▸ BRIEF: Every line below is to be quoted exactly, with nothing added or dropped.

______

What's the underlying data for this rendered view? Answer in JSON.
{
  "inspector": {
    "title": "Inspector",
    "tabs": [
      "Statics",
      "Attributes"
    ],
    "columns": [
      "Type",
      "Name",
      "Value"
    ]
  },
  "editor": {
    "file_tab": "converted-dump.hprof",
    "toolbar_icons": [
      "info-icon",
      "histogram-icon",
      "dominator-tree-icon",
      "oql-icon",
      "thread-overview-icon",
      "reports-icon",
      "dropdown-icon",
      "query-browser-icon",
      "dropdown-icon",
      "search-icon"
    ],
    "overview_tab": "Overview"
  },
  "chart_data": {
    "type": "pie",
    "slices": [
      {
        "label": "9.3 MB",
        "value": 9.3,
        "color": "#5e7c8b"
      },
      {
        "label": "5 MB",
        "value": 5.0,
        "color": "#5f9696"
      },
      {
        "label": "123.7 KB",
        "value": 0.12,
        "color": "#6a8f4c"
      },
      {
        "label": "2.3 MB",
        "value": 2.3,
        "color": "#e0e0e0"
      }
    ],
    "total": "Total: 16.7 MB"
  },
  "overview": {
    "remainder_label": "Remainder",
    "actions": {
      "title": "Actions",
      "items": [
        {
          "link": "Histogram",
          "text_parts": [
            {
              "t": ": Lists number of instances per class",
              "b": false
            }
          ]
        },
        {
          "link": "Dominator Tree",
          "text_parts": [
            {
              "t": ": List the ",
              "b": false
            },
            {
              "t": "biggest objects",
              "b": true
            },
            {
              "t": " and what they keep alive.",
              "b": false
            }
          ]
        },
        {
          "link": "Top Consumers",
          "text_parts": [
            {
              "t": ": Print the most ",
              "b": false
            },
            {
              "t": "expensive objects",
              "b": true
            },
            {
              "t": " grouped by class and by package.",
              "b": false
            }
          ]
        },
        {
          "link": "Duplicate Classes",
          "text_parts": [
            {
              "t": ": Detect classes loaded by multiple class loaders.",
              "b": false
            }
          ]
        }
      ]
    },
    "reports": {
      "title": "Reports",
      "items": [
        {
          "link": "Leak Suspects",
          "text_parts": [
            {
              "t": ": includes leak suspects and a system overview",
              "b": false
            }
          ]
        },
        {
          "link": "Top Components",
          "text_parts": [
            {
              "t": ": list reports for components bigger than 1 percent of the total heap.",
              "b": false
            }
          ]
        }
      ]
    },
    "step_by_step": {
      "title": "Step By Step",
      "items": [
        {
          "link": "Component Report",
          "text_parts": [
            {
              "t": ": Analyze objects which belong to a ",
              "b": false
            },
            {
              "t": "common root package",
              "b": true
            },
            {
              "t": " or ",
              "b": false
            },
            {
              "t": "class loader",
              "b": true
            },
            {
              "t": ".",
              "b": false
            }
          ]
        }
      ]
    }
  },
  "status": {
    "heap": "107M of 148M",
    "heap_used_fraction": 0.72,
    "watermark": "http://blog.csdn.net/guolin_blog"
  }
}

______

▸ OUTPUT FOR THIS TASK:
What's the underlying data for this rendered view? Answer in JSON.
{
  "inspector": {
    "title": "Inspector",
    "tabs": [
      "Statics",
      "Attributes"
    ],
    "columns": [
      "Type",
      "Name",
      "Value"
    ]
  },
  "editor": {
    "file_tab": "converted-dump.hprof",
    "toolbar_icons": [
      "info-icon",
      "histogram-icon",
      "dominator-tree-icon",
      "oql-icon",
      "thread-overview-icon",
      "reports-icon",
      "dropdown-icon",
      "query-browser-icon",
      "dropdown-icon",
      "search-icon"
    ],
    "overview_tab": "Overview"
  },
  "chart_data": {
    "type": "pie",
    "slices": [
      {
        "label": "9.3 MB",
        "value": 9.3,
        "color": "#5e7c8b"
      },
      {
        "label": "5 MB",
        "value": 5.0,
        "color": "#5f9696"
      },
      {
        "label": "123.7 KB",
        "value": 0.12,
        "color": "#6a8f4c"
      },
      {
        "label": "2.3 MB",
        "value": 2.3,
        "color": "#e0e0e0"
      }
    ],
    "total": "Total: 16.7 MB"
  },
  "overview": {
    "remainder_label": "Remainder",
    "actions": {
      "title": "Actions",
      "items": [
        {
          "link": "Histogram",
          "text_parts": [
            {
              "t": ": Lists number of instances per class",
              "b": false
            }
          ]
        },
        {
          "link": "Dominator Tree",
          "text_parts": [
            {
              "t": ": List the ",
              "b": false
            },
            {
              "t": "biggest objects",
              "b": true
            },
            {
              "t": " and what they keep alive.",
              "b": false
            }
          ]
        },
        {
          "link": "Top Consumers",
          "text_parts": [
            {
              "t": ": Print the most ",
              "b": false
            },
            {
              "t": "expensive objects",
              "b": true
            },
            {
              "t": " grouped by class and by package.",
              "b": false
            }
          ]
        },
        {
          "link": "Duplicate Classes",
          "text_parts": [
            {
              "t": ": Detect classes loaded by multiple class loaders.",
              "b": false
            }
          ]
        }
      ]
    },
    "reports": {
      "title": "Reports",
      "items": [
        {
          "link": "Leak Suspects",
          "text_parts": [
            {
              "t": ": includes leak suspects and a system overview",
              "b": false
            }
          ]
        },
        {
          "link": "Top Components",
          "text_parts": [
            {
              "t": ": list reports for components bigger than 1 percent of the total heap.",
              "b": false
            }
          ]
        }
      ]
    },
    "step_by_step": {
      "title": "Step By Step",
      "items": [
        {
          "link": "Component Report",
          "text_parts": [
            {
              "t": ": Analyze objects which belong to a ",
              "b": false
            },
            {
              "t": "common root package",
              "b": true
            },
            {
              "t": " or ",
              "b": false
            },
            {
              "t": "class loader",
              "b": true
            },
            {
              "t": ".",
              "b": false
            }
          ]
        }
      ]
    }
  },
  "status": {
    "heap": "107M of 148M",
    "heap_used_fraction": 0.72,
    "watermark": "http://blog.csdn.net/guolin_blog"
  }
}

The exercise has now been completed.